### WHAT YOU SHOULD DO
Give every line again exactly as it appears, please, but not the pictures.
▬▬▬
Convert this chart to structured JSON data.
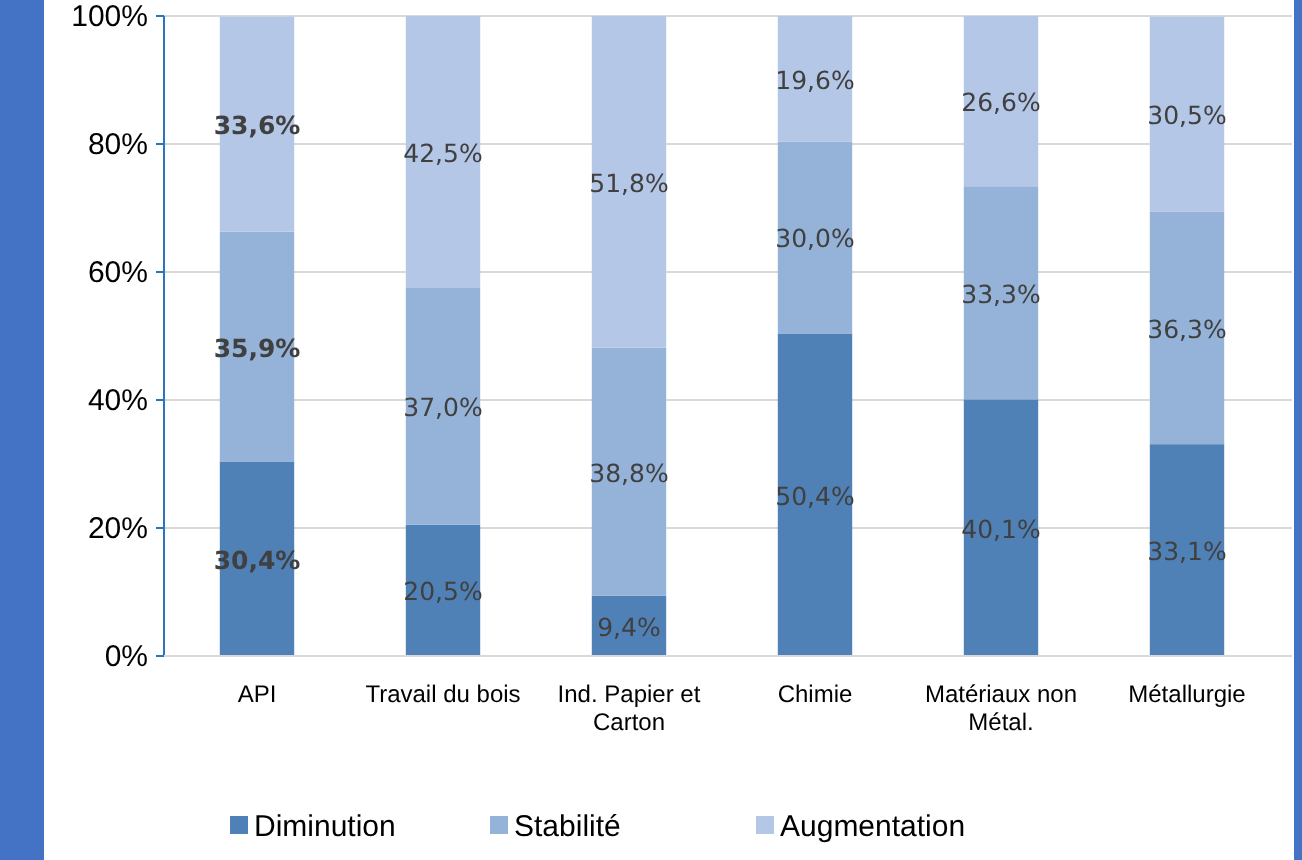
{
  "chart_data": {
    "type": "bar",
    "stacked": true,
    "categories": [
      "API",
      "Travail du bois",
      "Ind. Papier et Carton",
      "Chimie",
      "Matériaux non Métal.",
      "Métallurgie"
    ],
    "series": [
      {
        "name": "Diminution",
        "color": "#4f81b7",
        "values": [
          30.4,
          20.5,
          9.4,
          50.4,
          40.1,
          33.1
        ],
        "value_labels": [
          "30,4%",
          "20,5%",
          "9,4%",
          "50,4%",
          "40,1%",
          "33,1%"
        ]
      },
      {
        "name": "Stabilité",
        "color": "#95b3d9",
        "values": [
          35.9,
          37.0,
          38.8,
          30.0,
          33.3,
          36.3
        ],
        "value_labels": [
          "35,9%",
          "37,0%",
          "38,8%",
          "30,0%",
          "33,3%",
          "36,3%"
        ]
      },
      {
        "name": "Augmentation",
        "color": "#b4c7e7",
        "values": [
          33.6,
          42.5,
          51.8,
          19.6,
          26.6,
          30.5
        ],
        "value_labels": [
          "33,6%",
          "42,5%",
          "51,8%",
          "19,6%",
          "26,6%",
          "30,5%"
        ]
      }
    ],
    "ylim": [
      0,
      100
    ],
    "yticks": [
      {
        "value": 0,
        "label": "0%"
      },
      {
        "value": 20,
        "label": "20%"
      },
      {
        "value": 40,
        "label": "40%"
      },
      {
        "value": 60,
        "label": "60%"
      },
      {
        "value": 80,
        "label": "80%"
      },
      {
        "value": 100,
        "label": "100%"
      }
    ],
    "grid": "y",
    "legend": "bottom"
  }
}
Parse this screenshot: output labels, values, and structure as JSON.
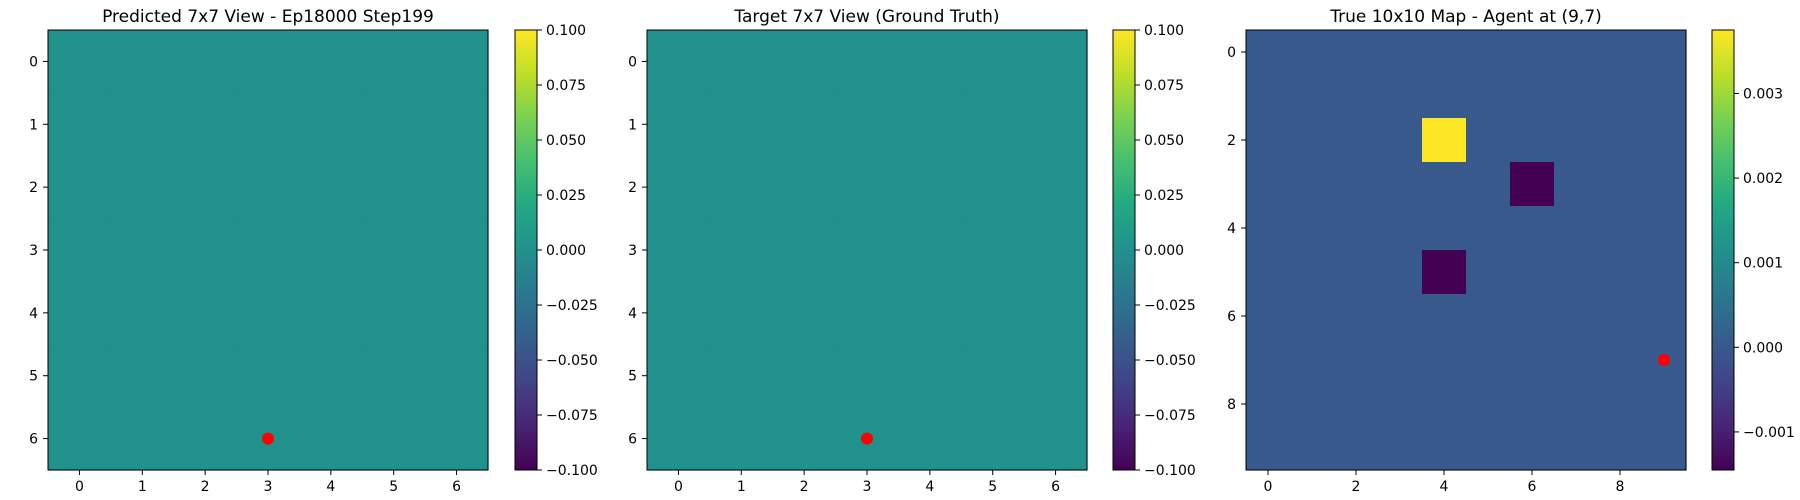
▬▬▬
### TASK ANSWER
Convert this chart to structured JSON data.
{
  "chart_data": {
    "type": "bar",
    "stacked": true,
    "categories": [
      "API",
      "Travail du bois",
      "Ind. Papier et Carton",
      "Chimie",
      "Matériaux non Métal.",
      "Métallurgie"
    ],
    "series": [
      {
        "name": "Diminution",
        "color": "#4f81b7",
        "values": [
          30.4,
          20.5,
          9.4,
          50.4,
          40.1,
          33.1
        ],
        "value_labels": [
          "30,4%",
          "20,5%",
          "9,4%",
          "50,4%",
          "40,1%",
          "33,1%"
        ]
      },
      {
        "name": "Stabilité",
        "color": "#95b3d9",
        "values": [
          35.9,
          37.0,
          38.8,
          30.0,
          33.3,
          36.3
        ],
        "value_labels": [
          "35,9%",
          "37,0%",
          "38,8%",
          "30,0%",
          "33,3%",
          "36,3%"
        ]
      },
      {
        "name": "Augmentation",
        "color": "#b4c7e7",
        "values": [
          33.6,
          42.5,
          51.8,
          19.6,
          26.6,
          30.5
        ],
        "value_labels": [
          "33,6%",
          "42,5%",
          "51,8%",
          "19,6%",
          "26,6%",
          "30,5%"
        ]
      }
    ],
    "ylim": [
      0,
      100
    ],
    "yticks": [
      {
        "value": 0,
        "label": "0%"
      },
      {
        "value": 20,
        "label": "20%"
      },
      {
        "value": 40,
        "label": "40%"
      },
      {
        "value": 60,
        "label": "60%"
      },
      {
        "value": 80,
        "label": "80%"
      },
      {
        "value": 100,
        "label": "100%"
      }
    ],
    "grid": "y",
    "legend": "bottom"
  }
}
Parse this screenshot: output labels, values, and structure as JSON.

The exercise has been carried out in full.